==== RECORDS FOR PROCESSING

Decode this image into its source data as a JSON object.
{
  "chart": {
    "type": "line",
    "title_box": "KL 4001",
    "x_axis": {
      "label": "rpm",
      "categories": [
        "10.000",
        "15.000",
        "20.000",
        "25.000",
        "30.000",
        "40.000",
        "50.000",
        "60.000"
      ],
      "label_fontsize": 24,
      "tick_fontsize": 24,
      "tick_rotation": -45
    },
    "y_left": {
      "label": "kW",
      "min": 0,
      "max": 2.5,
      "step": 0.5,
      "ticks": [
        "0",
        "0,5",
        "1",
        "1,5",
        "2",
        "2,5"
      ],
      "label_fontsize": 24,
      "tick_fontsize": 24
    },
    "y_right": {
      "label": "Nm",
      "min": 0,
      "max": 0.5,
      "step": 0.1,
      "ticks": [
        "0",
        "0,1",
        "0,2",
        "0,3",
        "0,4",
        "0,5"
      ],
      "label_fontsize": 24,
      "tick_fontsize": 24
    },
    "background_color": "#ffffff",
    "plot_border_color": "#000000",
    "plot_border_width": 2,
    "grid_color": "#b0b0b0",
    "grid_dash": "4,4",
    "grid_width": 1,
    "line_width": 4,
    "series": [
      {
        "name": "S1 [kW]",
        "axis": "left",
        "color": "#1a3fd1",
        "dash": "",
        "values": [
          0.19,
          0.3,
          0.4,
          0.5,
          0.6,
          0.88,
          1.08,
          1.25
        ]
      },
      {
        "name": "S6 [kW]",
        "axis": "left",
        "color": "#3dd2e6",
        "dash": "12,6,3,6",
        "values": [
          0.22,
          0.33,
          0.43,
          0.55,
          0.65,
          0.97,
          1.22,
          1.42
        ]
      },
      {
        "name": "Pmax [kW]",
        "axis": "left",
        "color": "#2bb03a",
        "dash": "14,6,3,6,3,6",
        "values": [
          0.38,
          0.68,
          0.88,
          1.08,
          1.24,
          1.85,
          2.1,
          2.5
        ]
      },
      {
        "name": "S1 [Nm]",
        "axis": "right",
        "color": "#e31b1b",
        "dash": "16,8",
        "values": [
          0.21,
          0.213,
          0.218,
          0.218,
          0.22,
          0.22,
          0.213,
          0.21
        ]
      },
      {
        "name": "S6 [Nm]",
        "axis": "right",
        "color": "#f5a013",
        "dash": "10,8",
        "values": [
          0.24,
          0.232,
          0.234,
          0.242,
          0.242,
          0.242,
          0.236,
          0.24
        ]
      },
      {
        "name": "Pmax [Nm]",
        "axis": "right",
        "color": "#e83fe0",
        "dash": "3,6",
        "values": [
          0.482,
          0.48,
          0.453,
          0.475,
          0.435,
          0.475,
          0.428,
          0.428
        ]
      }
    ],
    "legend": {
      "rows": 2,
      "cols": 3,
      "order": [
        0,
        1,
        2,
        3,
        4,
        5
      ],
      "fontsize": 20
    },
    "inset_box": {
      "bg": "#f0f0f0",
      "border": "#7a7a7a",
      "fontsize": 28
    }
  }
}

========

OBJECTIVE:
Reproduce all of the data exactly as given.

REPLY:
Decode this image into its source data as a JSON object.
{
  "chart": {
    "type": "line",
    "title_box": "KL 4001",
    "x_axis": {
      "label": "rpm",
      "categories": [
        "10.000",
        "15.000",
        "20.000",
        "25.000",
        "30.000",
        "40.000",
        "50.000",
        "60.000"
      ],
      "label_fontsize": 24,
      "tick_fontsize": 24,
      "tick_rotation": -45
    },
    "y_left": {
      "label": "kW",
      "min": 0,
      "max": 2.5,
      "step": 0.5,
      "ticks": [
        "0",
        "0,5",
        "1",
        "1,5",
        "2",
        "2,5"
      ],
      "label_fontsize": 24,
      "tick_fontsize": 24
    },
    "y_right": {
      "label": "Nm",
      "min": 0,
      "max": 0.5,
      "step": 0.1,
      "ticks": [
        "0",
        "0,1",
        "0,2",
        "0,3",
        "0,4",
        "0,5"
      ],
      "label_fontsize": 24,
      "tick_fontsize": 24
    },
    "background_color": "#ffffff",
    "plot_border_color": "#000000",
    "plot_border_width": 2,
    "grid_color": "#b0b0b0",
    "grid_dash": "4,4",
    "grid_width": 1,
    "line_width": 4,
    "series": [
      {
        "name": "S1 [kW]",
        "axis": "left",
        "color": "#1a3fd1",
        "dash": "",
        "values": [
          0.19,
          0.3,
          0.4,
          0.5,
          0.6,
          0.88,
          1.08,
          1.25
        ]
      },
      {
        "name": "S6 [kW]",
        "axis": "left",
        "color": "#3dd2e6",
        "dash": "12,6,3,6",
        "values": [
          0.22,
          0.33,
          0.43,
          0.55,
          0.65,
          0.97,
          1.22,
          1.42
        ]
      },
      {
        "name": "Pmax [kW]",
        "axis": "left",
        "color": "#2bb03a",
        "dash": "14,6,3,6,3,6",
        "values": [
          0.38,
          0.68,
          0.88,
          1.08,
          1.24,
          1.85,
          2.1,
          2.5
        ]
      },
      {
        "name": "S1 [Nm]",
        "axis": "right",
        "color": "#e31b1b",
        "dash": "16,8",
        "values": [
          0.21,
          0.213,
          0.218,
          0.218,
          0.22,
          0.22,
          0.213,
          0.21
        ]
      },
      {
        "name": "S6 [Nm]",
        "axis": "right",
        "color": "#f5a013",
        "dash": "10,8",
        "values": [
          0.24,
          0.232,
          0.234,
          0.242,
          0.242,
          0.242,
          0.236,
          0.24
        ]
      },
      {
        "name": "Pmax [Nm]",
        "axis": "right",
        "color": "#e83fe0",
        "dash": "3,6",
        "values": [
          0.482,
          0.48,
          0.453,
          0.475,
          0.435,
          0.475,
          0.428,
          0.428
        ]
      }
    ],
    "legend": {
      "rows": 2,
      "cols": 3,
      "order": [
        0,
        1,
        2,
        3,
        4,
        5
      ],
      "fontsize": 20
    },
    "inset_box": {
      "bg": "#f0f0f0",
      "border": "#7a7a7a",
      "fontsize": 28
    }
  }
}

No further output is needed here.